▶ [Work required]
Collect every line in the items below that contains the word "Details", and copy each of those lines in full.

-- Begin Material --

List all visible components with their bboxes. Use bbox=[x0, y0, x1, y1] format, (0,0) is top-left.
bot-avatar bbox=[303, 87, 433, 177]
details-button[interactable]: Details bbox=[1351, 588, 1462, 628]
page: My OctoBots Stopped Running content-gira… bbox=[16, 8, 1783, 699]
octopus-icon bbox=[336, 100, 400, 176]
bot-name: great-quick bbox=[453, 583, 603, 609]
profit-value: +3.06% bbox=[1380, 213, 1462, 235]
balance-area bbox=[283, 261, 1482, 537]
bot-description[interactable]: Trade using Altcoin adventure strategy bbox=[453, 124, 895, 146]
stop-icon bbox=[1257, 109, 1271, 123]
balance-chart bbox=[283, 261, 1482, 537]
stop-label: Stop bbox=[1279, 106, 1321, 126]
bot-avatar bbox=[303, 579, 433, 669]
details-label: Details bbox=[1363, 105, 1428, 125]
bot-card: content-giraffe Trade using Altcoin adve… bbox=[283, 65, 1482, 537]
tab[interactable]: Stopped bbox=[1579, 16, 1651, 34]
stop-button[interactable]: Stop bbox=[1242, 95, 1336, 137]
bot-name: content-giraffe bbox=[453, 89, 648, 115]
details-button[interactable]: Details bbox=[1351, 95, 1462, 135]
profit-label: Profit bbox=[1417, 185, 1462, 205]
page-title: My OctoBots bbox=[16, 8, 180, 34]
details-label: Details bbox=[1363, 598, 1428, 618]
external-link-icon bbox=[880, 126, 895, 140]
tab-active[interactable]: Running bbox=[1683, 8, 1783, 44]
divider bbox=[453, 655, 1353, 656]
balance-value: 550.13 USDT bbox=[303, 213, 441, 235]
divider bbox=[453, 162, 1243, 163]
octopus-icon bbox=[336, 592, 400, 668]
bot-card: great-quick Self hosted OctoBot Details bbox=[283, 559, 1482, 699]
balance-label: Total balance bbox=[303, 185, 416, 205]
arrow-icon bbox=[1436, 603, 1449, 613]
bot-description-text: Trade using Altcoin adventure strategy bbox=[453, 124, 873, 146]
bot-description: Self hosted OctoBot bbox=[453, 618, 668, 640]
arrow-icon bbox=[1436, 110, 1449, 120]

-- End Material --
-- Begin Material --

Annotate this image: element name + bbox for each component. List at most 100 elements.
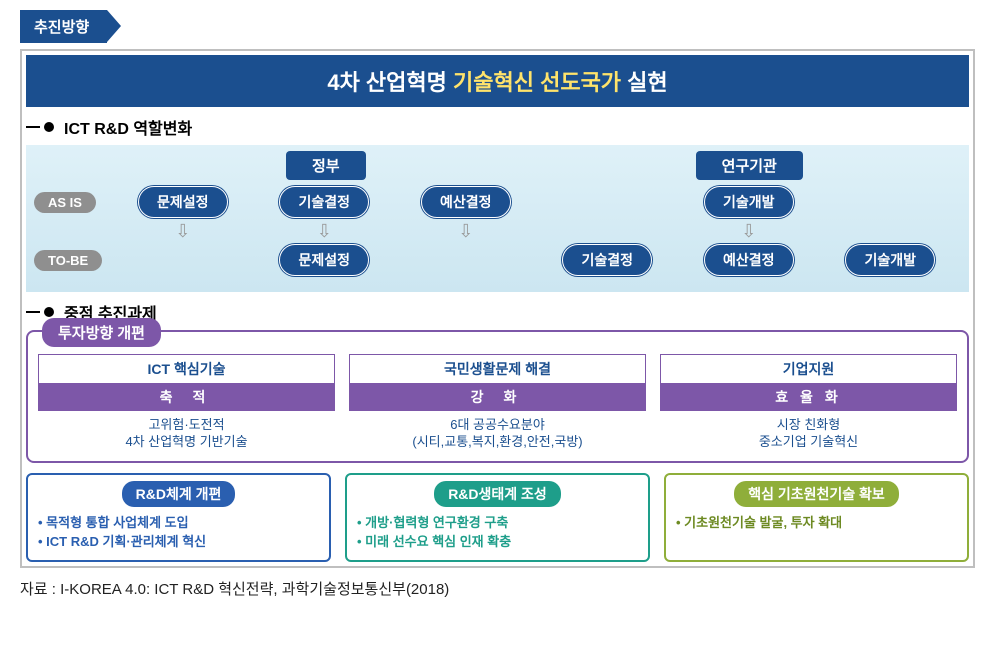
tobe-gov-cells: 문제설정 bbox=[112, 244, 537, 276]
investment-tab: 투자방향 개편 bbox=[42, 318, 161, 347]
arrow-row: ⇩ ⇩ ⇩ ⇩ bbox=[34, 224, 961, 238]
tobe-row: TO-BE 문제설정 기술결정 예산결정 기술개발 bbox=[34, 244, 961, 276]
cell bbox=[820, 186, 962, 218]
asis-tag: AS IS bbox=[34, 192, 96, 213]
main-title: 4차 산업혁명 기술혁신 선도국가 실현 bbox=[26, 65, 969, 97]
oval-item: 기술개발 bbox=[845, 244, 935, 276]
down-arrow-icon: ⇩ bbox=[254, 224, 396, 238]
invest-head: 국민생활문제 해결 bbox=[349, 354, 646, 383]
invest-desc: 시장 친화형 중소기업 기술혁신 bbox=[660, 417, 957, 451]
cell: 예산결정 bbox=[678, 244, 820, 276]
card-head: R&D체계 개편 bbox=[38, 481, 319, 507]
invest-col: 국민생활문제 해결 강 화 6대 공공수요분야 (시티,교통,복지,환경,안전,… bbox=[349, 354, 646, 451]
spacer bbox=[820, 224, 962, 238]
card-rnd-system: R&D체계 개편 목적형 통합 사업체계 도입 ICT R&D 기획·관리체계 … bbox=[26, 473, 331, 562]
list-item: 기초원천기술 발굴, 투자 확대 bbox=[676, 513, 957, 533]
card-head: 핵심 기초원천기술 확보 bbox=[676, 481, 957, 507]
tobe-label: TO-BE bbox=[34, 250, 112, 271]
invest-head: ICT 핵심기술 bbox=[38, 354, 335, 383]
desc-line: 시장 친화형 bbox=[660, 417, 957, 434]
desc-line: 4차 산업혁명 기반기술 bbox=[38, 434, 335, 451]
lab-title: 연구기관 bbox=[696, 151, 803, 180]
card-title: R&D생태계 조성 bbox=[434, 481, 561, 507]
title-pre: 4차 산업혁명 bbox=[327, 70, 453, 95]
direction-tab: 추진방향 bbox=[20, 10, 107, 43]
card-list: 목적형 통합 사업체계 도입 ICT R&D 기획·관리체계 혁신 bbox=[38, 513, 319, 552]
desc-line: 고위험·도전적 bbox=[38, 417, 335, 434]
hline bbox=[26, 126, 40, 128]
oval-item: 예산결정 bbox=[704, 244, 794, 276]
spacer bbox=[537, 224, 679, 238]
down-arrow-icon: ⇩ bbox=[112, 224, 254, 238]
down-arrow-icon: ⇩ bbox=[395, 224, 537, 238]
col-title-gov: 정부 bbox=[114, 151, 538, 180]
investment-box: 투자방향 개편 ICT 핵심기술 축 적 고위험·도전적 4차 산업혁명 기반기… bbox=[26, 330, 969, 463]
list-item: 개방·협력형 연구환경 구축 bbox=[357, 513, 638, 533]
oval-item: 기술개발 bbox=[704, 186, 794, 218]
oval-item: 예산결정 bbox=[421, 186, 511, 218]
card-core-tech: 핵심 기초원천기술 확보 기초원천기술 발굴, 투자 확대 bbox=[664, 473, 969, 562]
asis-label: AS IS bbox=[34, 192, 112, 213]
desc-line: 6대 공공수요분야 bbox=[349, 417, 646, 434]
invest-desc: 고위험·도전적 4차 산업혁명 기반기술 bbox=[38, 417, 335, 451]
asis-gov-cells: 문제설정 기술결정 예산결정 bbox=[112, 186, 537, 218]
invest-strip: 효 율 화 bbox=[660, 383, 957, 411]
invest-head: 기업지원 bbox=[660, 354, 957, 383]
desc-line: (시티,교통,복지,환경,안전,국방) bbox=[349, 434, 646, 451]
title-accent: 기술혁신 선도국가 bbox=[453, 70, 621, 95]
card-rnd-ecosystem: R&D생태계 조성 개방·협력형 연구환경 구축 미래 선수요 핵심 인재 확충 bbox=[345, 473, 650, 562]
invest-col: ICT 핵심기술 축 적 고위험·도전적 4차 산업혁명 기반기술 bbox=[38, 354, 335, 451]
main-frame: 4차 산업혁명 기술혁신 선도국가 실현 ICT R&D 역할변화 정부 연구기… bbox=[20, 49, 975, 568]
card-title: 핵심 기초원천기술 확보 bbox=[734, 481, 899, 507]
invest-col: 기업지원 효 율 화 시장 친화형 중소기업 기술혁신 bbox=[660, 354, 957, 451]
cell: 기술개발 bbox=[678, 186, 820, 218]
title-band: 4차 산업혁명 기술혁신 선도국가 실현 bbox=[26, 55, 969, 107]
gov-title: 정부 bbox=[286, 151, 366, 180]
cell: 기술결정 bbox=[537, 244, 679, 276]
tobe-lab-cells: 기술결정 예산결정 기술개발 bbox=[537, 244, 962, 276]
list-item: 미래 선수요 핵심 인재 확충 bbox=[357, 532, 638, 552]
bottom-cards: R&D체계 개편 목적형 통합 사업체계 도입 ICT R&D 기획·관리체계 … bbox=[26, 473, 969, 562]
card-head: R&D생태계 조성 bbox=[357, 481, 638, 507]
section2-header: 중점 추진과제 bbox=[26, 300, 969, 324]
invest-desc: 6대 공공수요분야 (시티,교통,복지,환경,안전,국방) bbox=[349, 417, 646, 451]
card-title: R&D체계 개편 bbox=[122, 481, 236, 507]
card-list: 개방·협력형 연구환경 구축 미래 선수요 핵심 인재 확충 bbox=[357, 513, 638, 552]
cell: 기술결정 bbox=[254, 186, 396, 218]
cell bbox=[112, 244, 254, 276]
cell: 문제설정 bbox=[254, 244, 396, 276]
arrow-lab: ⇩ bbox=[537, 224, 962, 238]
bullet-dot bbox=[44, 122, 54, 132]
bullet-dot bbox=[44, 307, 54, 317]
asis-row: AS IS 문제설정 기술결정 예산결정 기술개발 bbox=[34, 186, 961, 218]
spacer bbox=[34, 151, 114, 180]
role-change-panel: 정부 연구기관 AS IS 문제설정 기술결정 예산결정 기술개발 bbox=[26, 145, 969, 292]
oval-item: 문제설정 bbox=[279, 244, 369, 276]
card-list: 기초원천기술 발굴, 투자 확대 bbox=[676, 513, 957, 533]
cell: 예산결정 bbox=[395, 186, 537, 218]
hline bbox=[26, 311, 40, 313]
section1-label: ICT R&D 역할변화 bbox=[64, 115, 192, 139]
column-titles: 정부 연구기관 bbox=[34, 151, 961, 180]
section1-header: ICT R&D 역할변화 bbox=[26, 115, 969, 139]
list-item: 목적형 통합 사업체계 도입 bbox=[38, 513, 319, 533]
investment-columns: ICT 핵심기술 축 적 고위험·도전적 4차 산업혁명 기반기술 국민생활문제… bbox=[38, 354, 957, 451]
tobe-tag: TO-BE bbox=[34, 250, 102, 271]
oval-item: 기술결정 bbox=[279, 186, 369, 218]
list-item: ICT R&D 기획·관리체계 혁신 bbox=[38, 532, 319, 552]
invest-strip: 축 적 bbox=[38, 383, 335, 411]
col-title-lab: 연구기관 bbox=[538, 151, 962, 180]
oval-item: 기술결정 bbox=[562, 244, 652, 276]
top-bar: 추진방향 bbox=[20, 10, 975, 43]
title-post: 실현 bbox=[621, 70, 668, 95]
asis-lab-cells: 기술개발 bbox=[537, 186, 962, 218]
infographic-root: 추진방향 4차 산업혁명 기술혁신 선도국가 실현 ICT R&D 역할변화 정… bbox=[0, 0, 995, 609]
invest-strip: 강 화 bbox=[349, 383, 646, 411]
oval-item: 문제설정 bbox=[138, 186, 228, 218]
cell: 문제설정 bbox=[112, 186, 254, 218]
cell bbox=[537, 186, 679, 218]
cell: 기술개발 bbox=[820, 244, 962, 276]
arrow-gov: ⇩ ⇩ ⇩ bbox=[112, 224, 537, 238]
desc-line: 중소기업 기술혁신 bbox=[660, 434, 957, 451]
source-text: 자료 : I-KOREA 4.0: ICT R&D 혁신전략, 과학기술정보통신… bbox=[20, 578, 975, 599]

-- End Material --

▶ [Finished task]
details-button[interactable]: Details bbox=[1351, 588, 1462, 628]
details-label: Details bbox=[1363, 105, 1428, 125]
details-button[interactable]: Details bbox=[1351, 95, 1462, 135]
details-label: Details bbox=[1363, 598, 1428, 618]
bot-card: great-quick Self hosted OctoBot Details bbox=[283, 559, 1482, 699]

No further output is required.